━━ Extracted entries

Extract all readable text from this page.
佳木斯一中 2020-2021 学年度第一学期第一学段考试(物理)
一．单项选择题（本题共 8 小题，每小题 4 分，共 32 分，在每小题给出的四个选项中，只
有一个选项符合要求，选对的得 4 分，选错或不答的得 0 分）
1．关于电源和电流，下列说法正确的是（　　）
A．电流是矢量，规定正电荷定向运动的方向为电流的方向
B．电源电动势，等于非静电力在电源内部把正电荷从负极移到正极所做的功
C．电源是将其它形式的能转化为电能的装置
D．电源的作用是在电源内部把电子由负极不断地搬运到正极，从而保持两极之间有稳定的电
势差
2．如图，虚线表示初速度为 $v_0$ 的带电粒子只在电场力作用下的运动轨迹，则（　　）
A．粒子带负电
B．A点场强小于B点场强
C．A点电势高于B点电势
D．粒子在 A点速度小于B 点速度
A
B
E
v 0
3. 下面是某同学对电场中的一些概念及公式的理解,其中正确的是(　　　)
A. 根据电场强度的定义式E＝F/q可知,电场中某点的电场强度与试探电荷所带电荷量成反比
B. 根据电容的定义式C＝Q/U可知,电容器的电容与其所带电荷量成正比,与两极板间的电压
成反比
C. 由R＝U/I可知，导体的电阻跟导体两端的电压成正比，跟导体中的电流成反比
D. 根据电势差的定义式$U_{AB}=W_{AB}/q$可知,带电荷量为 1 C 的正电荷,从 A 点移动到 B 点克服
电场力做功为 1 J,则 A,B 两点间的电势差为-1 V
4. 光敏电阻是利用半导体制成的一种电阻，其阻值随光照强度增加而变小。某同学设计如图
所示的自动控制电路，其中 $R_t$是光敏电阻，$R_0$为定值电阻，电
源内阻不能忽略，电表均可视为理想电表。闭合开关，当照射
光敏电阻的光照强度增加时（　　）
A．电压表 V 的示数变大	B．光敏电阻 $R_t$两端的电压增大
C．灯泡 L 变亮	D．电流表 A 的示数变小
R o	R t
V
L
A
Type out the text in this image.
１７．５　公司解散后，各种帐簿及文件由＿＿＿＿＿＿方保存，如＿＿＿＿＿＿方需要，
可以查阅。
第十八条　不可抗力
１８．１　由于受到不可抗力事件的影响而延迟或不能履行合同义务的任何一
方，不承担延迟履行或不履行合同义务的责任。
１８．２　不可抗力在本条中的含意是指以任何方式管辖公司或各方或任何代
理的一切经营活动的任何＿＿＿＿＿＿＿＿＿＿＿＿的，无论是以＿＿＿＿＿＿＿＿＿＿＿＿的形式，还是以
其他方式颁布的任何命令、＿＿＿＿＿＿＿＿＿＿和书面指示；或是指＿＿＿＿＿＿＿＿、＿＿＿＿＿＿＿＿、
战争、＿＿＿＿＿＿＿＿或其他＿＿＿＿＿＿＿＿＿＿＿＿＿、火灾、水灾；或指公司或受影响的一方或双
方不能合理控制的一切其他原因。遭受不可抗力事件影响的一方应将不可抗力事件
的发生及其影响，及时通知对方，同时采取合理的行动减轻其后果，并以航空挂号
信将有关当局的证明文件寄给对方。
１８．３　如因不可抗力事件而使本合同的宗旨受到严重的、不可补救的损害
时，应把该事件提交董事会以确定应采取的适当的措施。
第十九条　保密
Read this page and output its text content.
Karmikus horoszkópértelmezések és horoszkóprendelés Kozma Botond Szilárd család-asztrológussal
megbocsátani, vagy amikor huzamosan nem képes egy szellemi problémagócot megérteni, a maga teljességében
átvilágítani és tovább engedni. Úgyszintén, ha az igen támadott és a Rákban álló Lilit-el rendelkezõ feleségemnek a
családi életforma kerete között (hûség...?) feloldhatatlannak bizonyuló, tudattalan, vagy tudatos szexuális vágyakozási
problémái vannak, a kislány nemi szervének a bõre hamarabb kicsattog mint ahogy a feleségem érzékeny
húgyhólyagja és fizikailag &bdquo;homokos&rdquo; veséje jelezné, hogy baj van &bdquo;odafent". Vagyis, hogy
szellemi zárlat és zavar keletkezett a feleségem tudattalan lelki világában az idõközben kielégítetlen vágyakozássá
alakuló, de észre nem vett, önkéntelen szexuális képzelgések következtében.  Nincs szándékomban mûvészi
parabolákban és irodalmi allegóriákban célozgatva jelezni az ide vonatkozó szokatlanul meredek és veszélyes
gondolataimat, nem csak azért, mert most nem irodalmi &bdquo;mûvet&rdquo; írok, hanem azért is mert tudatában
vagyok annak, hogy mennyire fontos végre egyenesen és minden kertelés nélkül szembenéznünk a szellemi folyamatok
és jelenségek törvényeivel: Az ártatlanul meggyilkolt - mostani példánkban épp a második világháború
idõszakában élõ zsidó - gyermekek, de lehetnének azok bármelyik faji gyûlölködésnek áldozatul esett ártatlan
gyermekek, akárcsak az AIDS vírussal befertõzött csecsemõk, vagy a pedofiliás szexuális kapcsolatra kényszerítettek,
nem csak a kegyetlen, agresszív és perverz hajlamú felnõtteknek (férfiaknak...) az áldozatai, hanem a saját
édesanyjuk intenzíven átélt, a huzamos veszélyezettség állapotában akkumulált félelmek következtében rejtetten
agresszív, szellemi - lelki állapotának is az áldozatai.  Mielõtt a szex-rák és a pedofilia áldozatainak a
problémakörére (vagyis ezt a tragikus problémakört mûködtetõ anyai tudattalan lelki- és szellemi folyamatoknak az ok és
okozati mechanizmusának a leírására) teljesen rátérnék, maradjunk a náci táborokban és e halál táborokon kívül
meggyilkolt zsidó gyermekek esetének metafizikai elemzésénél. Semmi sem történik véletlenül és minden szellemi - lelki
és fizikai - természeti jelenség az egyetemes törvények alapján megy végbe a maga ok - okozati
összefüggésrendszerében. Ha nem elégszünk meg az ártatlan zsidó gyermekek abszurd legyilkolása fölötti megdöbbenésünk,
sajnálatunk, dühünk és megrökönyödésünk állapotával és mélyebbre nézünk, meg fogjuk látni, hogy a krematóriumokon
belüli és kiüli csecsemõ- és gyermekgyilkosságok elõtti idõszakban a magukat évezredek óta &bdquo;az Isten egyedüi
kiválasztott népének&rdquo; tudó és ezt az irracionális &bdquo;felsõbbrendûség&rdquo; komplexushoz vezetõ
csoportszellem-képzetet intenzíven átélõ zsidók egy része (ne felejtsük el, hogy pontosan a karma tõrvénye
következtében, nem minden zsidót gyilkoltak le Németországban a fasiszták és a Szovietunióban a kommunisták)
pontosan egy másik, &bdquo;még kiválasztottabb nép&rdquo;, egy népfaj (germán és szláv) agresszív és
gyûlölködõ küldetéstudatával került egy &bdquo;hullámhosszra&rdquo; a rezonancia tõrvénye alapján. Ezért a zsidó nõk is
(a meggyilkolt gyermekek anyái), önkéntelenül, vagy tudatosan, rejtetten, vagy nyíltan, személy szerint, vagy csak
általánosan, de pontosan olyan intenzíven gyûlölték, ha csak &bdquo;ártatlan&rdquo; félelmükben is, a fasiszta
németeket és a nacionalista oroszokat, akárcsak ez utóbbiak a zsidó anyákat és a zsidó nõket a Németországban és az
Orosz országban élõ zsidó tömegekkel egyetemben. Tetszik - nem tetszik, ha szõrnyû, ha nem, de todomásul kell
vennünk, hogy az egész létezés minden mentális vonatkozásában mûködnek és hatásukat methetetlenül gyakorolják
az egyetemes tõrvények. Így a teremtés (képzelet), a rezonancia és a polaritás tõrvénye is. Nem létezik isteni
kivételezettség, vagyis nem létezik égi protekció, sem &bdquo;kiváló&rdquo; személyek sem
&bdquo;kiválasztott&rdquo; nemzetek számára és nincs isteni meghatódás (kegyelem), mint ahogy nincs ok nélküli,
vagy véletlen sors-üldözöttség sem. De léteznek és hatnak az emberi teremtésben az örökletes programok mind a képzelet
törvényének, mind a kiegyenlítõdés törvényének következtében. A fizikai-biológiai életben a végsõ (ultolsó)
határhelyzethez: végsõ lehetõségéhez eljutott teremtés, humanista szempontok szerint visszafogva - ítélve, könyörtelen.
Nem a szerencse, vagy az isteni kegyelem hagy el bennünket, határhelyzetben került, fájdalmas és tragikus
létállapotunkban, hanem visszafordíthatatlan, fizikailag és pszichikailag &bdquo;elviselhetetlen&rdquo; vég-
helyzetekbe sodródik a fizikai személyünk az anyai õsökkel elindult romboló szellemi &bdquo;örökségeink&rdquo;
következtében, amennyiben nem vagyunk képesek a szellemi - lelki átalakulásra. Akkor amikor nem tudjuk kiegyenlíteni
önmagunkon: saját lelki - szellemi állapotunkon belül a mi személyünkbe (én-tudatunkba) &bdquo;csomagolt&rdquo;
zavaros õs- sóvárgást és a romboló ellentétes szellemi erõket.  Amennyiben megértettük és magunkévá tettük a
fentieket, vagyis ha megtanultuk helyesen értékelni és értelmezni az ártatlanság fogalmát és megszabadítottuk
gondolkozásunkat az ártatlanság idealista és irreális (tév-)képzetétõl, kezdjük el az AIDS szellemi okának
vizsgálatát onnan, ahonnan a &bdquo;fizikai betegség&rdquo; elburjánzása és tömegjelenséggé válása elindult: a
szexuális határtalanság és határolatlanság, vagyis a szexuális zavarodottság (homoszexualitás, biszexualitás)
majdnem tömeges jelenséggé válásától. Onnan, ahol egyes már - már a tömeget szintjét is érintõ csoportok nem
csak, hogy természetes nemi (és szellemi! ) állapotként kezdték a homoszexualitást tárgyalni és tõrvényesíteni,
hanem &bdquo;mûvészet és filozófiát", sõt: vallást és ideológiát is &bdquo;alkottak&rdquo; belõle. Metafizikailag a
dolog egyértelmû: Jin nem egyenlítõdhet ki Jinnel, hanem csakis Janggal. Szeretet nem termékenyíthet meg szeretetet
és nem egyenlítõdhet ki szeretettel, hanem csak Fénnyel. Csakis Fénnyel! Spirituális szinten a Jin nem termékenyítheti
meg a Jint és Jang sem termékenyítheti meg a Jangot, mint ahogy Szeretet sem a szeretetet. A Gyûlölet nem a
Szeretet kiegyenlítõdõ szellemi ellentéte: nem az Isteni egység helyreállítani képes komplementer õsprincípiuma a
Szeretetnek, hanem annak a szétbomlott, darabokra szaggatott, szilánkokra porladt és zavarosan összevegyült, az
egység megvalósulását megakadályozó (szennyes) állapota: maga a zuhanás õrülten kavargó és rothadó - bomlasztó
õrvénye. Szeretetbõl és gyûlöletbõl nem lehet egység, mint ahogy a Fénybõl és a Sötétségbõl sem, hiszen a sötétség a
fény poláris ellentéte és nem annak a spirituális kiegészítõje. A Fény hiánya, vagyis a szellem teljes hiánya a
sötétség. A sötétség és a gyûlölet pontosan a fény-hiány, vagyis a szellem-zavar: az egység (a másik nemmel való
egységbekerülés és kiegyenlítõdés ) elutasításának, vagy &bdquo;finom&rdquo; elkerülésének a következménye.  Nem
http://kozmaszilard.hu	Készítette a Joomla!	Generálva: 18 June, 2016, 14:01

━━━━

> **Instructions to follow**
Provide only the count of lines in the material above that hold the word "tudattalan".

> **The response**
3